* **Written request**:
Locate the lines where "SHFE" occurs and copy them as they stand.

- - - -

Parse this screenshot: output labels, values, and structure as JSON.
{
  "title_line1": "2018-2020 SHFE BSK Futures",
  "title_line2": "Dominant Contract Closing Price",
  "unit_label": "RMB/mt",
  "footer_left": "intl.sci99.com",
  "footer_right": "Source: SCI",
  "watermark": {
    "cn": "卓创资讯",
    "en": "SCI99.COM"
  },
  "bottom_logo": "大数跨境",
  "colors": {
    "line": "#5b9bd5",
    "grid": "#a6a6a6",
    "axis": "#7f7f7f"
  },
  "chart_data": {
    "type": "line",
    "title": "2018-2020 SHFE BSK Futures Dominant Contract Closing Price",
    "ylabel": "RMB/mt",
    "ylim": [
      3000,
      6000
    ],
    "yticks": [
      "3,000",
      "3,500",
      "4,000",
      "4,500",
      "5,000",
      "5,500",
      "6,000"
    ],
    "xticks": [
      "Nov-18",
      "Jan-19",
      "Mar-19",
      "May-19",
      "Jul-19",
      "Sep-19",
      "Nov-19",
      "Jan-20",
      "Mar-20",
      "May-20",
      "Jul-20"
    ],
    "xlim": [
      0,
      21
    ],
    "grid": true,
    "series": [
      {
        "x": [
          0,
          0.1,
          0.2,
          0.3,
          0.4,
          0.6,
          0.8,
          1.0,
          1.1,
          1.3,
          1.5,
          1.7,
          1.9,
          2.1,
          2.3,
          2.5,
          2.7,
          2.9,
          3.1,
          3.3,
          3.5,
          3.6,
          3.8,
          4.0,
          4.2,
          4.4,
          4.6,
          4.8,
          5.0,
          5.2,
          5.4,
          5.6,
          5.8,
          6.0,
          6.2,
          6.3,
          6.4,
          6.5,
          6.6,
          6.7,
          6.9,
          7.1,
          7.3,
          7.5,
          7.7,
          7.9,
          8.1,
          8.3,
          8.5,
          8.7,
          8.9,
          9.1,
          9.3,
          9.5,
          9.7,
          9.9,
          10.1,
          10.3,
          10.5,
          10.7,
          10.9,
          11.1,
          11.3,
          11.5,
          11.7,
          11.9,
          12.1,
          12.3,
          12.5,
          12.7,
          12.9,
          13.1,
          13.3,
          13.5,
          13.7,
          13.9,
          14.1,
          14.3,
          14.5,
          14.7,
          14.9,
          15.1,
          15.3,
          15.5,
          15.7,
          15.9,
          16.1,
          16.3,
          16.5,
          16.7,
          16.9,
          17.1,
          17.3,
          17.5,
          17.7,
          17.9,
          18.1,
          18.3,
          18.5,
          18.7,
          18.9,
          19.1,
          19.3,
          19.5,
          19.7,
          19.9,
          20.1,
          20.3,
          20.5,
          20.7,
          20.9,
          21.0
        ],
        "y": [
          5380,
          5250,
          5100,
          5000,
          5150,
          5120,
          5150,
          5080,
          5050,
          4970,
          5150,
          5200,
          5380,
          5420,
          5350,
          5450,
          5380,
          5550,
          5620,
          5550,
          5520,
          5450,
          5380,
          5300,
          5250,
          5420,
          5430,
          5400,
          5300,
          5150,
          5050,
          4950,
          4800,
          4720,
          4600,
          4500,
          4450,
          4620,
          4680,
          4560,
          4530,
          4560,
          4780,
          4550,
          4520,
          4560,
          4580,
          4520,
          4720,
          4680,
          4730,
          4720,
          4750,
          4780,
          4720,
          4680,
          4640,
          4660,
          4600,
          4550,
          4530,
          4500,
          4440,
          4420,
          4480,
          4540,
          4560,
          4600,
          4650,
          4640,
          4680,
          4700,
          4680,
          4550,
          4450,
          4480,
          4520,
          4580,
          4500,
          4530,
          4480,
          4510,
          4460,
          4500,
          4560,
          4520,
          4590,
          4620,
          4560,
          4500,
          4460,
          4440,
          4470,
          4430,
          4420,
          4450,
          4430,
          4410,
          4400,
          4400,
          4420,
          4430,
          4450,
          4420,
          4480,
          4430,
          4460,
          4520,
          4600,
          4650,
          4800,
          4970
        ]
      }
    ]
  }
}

- - - -

* **Task solution**:
  "title_line1": "2018-2020 SHFE BSK Futures",
    "title": "2018-2020 SHFE BSK Futures Dominant Contract Closing Price",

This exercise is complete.